| EXERCISE |
For the entries below, how many lines include the word "JSON"? Give the figure and nothing more.

======== RECORDS FOR THIS TASK ========

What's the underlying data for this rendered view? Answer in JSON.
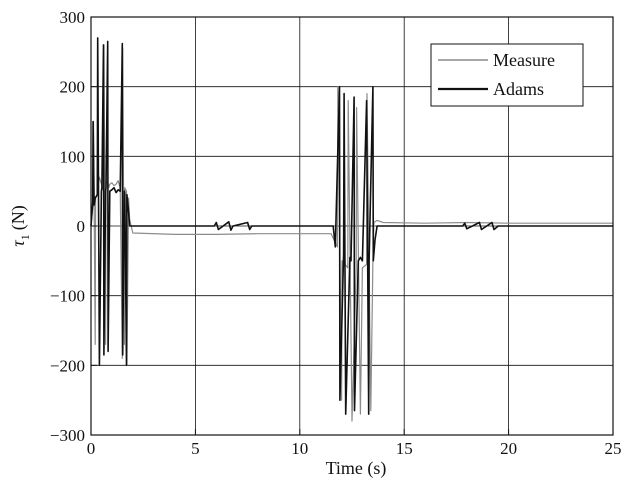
{
  "chart_data": {
    "type": "line",
    "title": "",
    "xlabel": "Time (s)",
    "ylabel_symbol": "τ",
    "ylabel_subscript": "1",
    "ylabel_unit": "(N)",
    "xlim": [
      0,
      25
    ],
    "ylim": [
      -300,
      300
    ],
    "xticks": [
      0,
      5,
      10,
      15,
      20,
      25
    ],
    "yticks": [
      -300,
      -200,
      -100,
      0,
      100,
      200,
      300
    ],
    "xtick_labels": [
      "0",
      "5",
      "10",
      "15",
      "20",
      "25"
    ],
    "ytick_labels": [
      "−300",
      "−200",
      "−100",
      "0",
      "100",
      "200",
      "300"
    ],
    "grid": true,
    "legend_position": "top-right",
    "series": [
      {
        "name": "Measure",
        "color": "#8c8c8c",
        "x": [
          0,
          0.1,
          0.12,
          0.2,
          0.22,
          0.3,
          0.35,
          0.4,
          0.6,
          0.62,
          0.7,
          0.72,
          0.8,
          0.85,
          0.9,
          1.0,
          1.1,
          1.2,
          1.3,
          1.4,
          1.5,
          1.52,
          1.6,
          1.62,
          1.7,
          1.72,
          1.8,
          1.85,
          2.0,
          4.0,
          6.0,
          8.0,
          10.0,
          11.5,
          11.8,
          11.82,
          12.0,
          12.02,
          12.3,
          12.32,
          12.5,
          12.7,
          12.72,
          12.9,
          13.0,
          13.2,
          13.22,
          13.4,
          13.5,
          13.55,
          13.7,
          14.0,
          16.0,
          18.0,
          20.0,
          22.0,
          25.0
        ],
        "y": [
          0,
          30,
          150,
          -170,
          40,
          45,
          60,
          70,
          50,
          260,
          -170,
          60,
          65,
          55,
          60,
          62,
          58,
          60,
          65,
          55,
          -190,
          255,
          -170,
          55,
          50,
          -200,
          40,
          10,
          -10,
          -12,
          -12,
          -11,
          -11,
          -11,
          -30,
          200,
          -250,
          -50,
          -60,
          180,
          -280,
          -60,
          170,
          -270,
          -60,
          -55,
          190,
          -265,
          -50,
          5,
          8,
          5,
          4,
          5,
          4,
          4,
          4
        ]
      },
      {
        "name": "Adams",
        "color": "#111111",
        "x": [
          0,
          0.08,
          0.1,
          0.15,
          0.2,
          0.3,
          0.32,
          0.4,
          0.5,
          0.52,
          0.6,
          0.62,
          0.7,
          0.72,
          0.8,
          0.82,
          0.9,
          1.0,
          1.1,
          1.2,
          1.3,
          1.4,
          1.5,
          1.52,
          1.6,
          1.62,
          1.7,
          1.72,
          1.8,
          1.85,
          2.0,
          4.0,
          5.9,
          6.0,
          6.1,
          6.6,
          6.7,
          6.8,
          7.5,
          7.6,
          7.7,
          8.0,
          10.0,
          11.6,
          11.7,
          11.9,
          11.92,
          12.1,
          12.12,
          12.2,
          12.4,
          12.45,
          12.6,
          12.62,
          12.8,
          12.9,
          13.0,
          13.2,
          13.3,
          13.32,
          13.5,
          13.52,
          13.6,
          13.7,
          14.0,
          17.8,
          17.9,
          18.0,
          18.6,
          18.7,
          19.2,
          19.3,
          19.5,
          20.0,
          22.0,
          25.0
        ],
        "y": [
          0,
          35,
          150,
          30,
          40,
          45,
          270,
          -200,
          50,
          55,
          260,
          -185,
          50,
          55,
          265,
          -180,
          50,
          52,
          55,
          48,
          52,
          50,
          262,
          -185,
          50,
          48,
          -200,
          45,
          20,
          0,
          0,
          0,
          0,
          5,
          -5,
          6,
          -6,
          0,
          5,
          -5,
          0,
          0,
          0,
          0,
          -30,
          200,
          -250,
          -40,
          190,
          -270,
          -45,
          -50,
          185,
          -265,
          -50,
          -45,
          -50,
          180,
          -270,
          -50,
          200,
          -50,
          -20,
          0,
          0,
          0,
          4,
          -4,
          5,
          -5,
          5,
          -5,
          0,
          0,
          0,
          0
        ]
      }
    ]
  }
}
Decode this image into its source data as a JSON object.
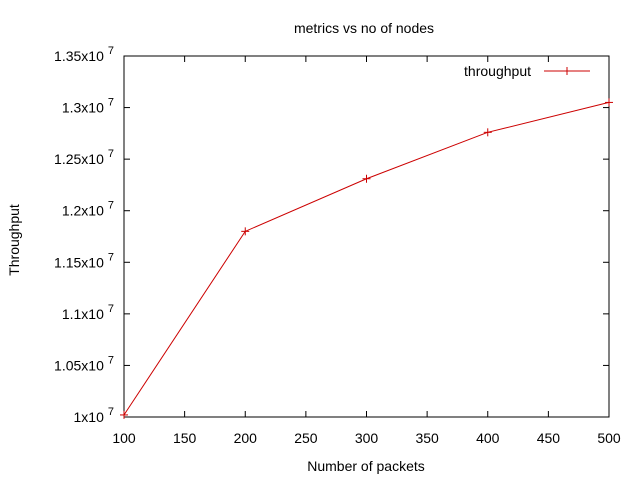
{
  "chart_data": {
    "type": "line",
    "title": "metrics vs no of nodes",
    "xlabel": "Number of packets",
    "ylabel": "Throughput",
    "xlim": [
      100,
      500
    ],
    "ylim": [
      10000000,
      13500000
    ],
    "x_ticks": [
      {
        "value": 100,
        "label": "100"
      },
      {
        "value": 150,
        "label": "150"
      },
      {
        "value": 200,
        "label": "200"
      },
      {
        "value": 250,
        "label": "250"
      },
      {
        "value": 300,
        "label": "300"
      },
      {
        "value": 350,
        "label": "350"
      },
      {
        "value": 400,
        "label": "400"
      },
      {
        "value": 450,
        "label": "450"
      },
      {
        "value": 500,
        "label": "500"
      }
    ],
    "y_ticks": [
      {
        "value": 10000000,
        "mantissa": "1x10",
        "exp": "7"
      },
      {
        "value": 10500000,
        "mantissa": "1.05x10",
        "exp": "7"
      },
      {
        "value": 11000000,
        "mantissa": "1.1x10",
        "exp": "7"
      },
      {
        "value": 11500000,
        "mantissa": "1.15x10",
        "exp": "7"
      },
      {
        "value": 12000000,
        "mantissa": "1.2x10",
        "exp": "7"
      },
      {
        "value": 12500000,
        "mantissa": "1.25x10",
        "exp": "7"
      },
      {
        "value": 13000000,
        "mantissa": "1.3x10",
        "exp": "7"
      },
      {
        "value": 13500000,
        "mantissa": "1.35x10",
        "exp": "7"
      }
    ],
    "series": [
      {
        "name": "throughput",
        "color": "#cc0000",
        "marker": "plus",
        "x": [
          100,
          200,
          300,
          400,
          500
        ],
        "y": [
          10020000,
          11800000,
          12310000,
          12760000,
          13050000
        ]
      }
    ],
    "grid": false,
    "legend_position": "top-right"
  }
}
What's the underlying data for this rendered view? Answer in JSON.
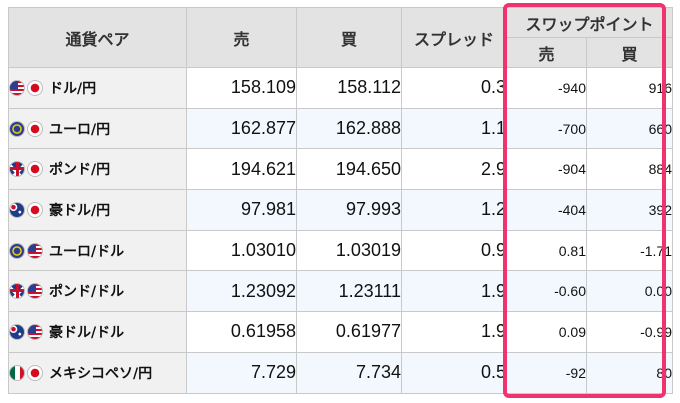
{
  "header": {
    "pair": "通貨ペア",
    "sell": "売",
    "buy": "買",
    "spread": "スプレッド",
    "swap_group": "スワップポイント",
    "swap_sell": "売",
    "swap_buy": "買"
  },
  "rows": [
    {
      "flags": [
        "us",
        "jp"
      ],
      "pair": "ドル/円",
      "sell": "158.109",
      "buy": "158.112",
      "spread": "0.3",
      "swap_sell": "-940",
      "swap_buy": "916"
    },
    {
      "flags": [
        "eu",
        "jp"
      ],
      "pair": "ユーロ/円",
      "sell": "162.877",
      "buy": "162.888",
      "spread": "1.1",
      "swap_sell": "-700",
      "swap_buy": "660"
    },
    {
      "flags": [
        "gb",
        "jp"
      ],
      "pair": "ポンド/円",
      "sell": "194.621",
      "buy": "194.650",
      "spread": "2.9",
      "swap_sell": "-904",
      "swap_buy": "884"
    },
    {
      "flags": [
        "au",
        "jp"
      ],
      "pair": "豪ドル/円",
      "sell": "97.981",
      "buy": "97.993",
      "spread": "1.2",
      "swap_sell": "-404",
      "swap_buy": "392"
    },
    {
      "flags": [
        "eu",
        "us"
      ],
      "pair": "ユーロ/ドル",
      "sell": "1.03010",
      "buy": "1.03019",
      "spread": "0.9",
      "swap_sell": "0.81",
      "swap_buy": "-1.71"
    },
    {
      "flags": [
        "gb",
        "us"
      ],
      "pair": "ポンド/ドル",
      "sell": "1.23092",
      "buy": "1.23111",
      "spread": "1.9",
      "swap_sell": "-0.60",
      "swap_buy": "0.00"
    },
    {
      "flags": [
        "au",
        "us"
      ],
      "pair": "豪ドル/ドル",
      "sell": "0.61958",
      "buy": "0.61977",
      "spread": "1.9",
      "swap_sell": "0.09",
      "swap_buy": "-0.99"
    },
    {
      "flags": [
        "mx",
        "jp"
      ],
      "pair": "メキシコペソ/円",
      "sell": "7.729",
      "buy": "7.734",
      "spread": "0.5",
      "swap_sell": "-92",
      "swap_buy": "80"
    }
  ],
  "colors": {
    "highlight_border": "#f0336f",
    "header_bg": "#e3e3e3",
    "row_alt_bg": "#f2f8fd"
  }
}
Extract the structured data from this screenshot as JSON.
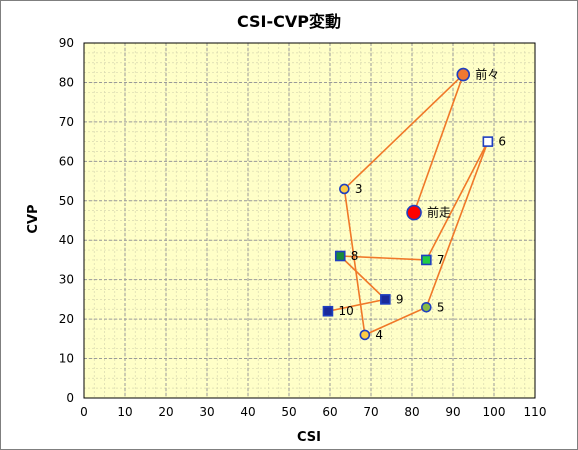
{
  "chart_data": {
    "type": "scatter",
    "title": "CSI-CVP変動",
    "xlabel": "CSI",
    "ylabel": "CVP",
    "xlim": [
      0,
      110
    ],
    "ylim": [
      0,
      90
    ],
    "x_ticks": [
      0,
      10,
      20,
      30,
      40,
      50,
      60,
      70,
      80,
      90,
      100,
      110
    ],
    "y_ticks": [
      0,
      10,
      20,
      30,
      40,
      50,
      60,
      70,
      80,
      90
    ],
    "x_minor_step": 2.5,
    "y_minor_step": 2.5,
    "grid": true,
    "plot_background": "#ffffc8",
    "line_color": "#f07828",
    "path_order": [
      "前々",
      "3",
      "4",
      "5",
      "6",
      "7",
      "8",
      "9",
      "10"
    ],
    "points": [
      {
        "label": "前走",
        "x": 80.5,
        "y": 47,
        "marker": "circle",
        "size": "large",
        "fill": "#ff0000",
        "stroke": "#1f3fbf"
      },
      {
        "label": "前々",
        "x": 92.5,
        "y": 82,
        "marker": "circle",
        "size": "medium",
        "fill": "#f07830",
        "stroke": "#1f3fbf"
      },
      {
        "label": "3",
        "x": 63.5,
        "y": 53,
        "marker": "circle",
        "size": "small",
        "fill": "#ffcc44",
        "stroke": "#1f3fbf"
      },
      {
        "label": "4",
        "x": 68.5,
        "y": 16,
        "marker": "circle",
        "size": "small",
        "fill": "#ffcc44",
        "stroke": "#1f3fbf"
      },
      {
        "label": "5",
        "x": 83.5,
        "y": 23,
        "marker": "circle",
        "size": "small",
        "fill": "#88bb44",
        "stroke": "#1f3fbf"
      },
      {
        "label": "6",
        "x": 98.5,
        "y": 65,
        "marker": "square",
        "size": "small",
        "fill": "#ffffff",
        "stroke": "#1f3fbf"
      },
      {
        "label": "7",
        "x": 83.5,
        "y": 35,
        "marker": "square",
        "size": "small",
        "fill": "#22cc44",
        "stroke": "#1f3fbf"
      },
      {
        "label": "8",
        "x": 62.5,
        "y": 36,
        "marker": "square",
        "size": "small",
        "fill": "#1a8a3a",
        "stroke": "#1f3fbf"
      },
      {
        "label": "9",
        "x": 73.5,
        "y": 25,
        "marker": "square",
        "size": "small",
        "fill": "#1a2a9a",
        "stroke": "#1f3fbf"
      },
      {
        "label": "10",
        "x": 59.5,
        "y": 22,
        "marker": "square",
        "size": "small",
        "fill": "#1a2a9a",
        "stroke": "#1f3fbf"
      }
    ]
  }
}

========

| OUTPUT OF THE TASK |
4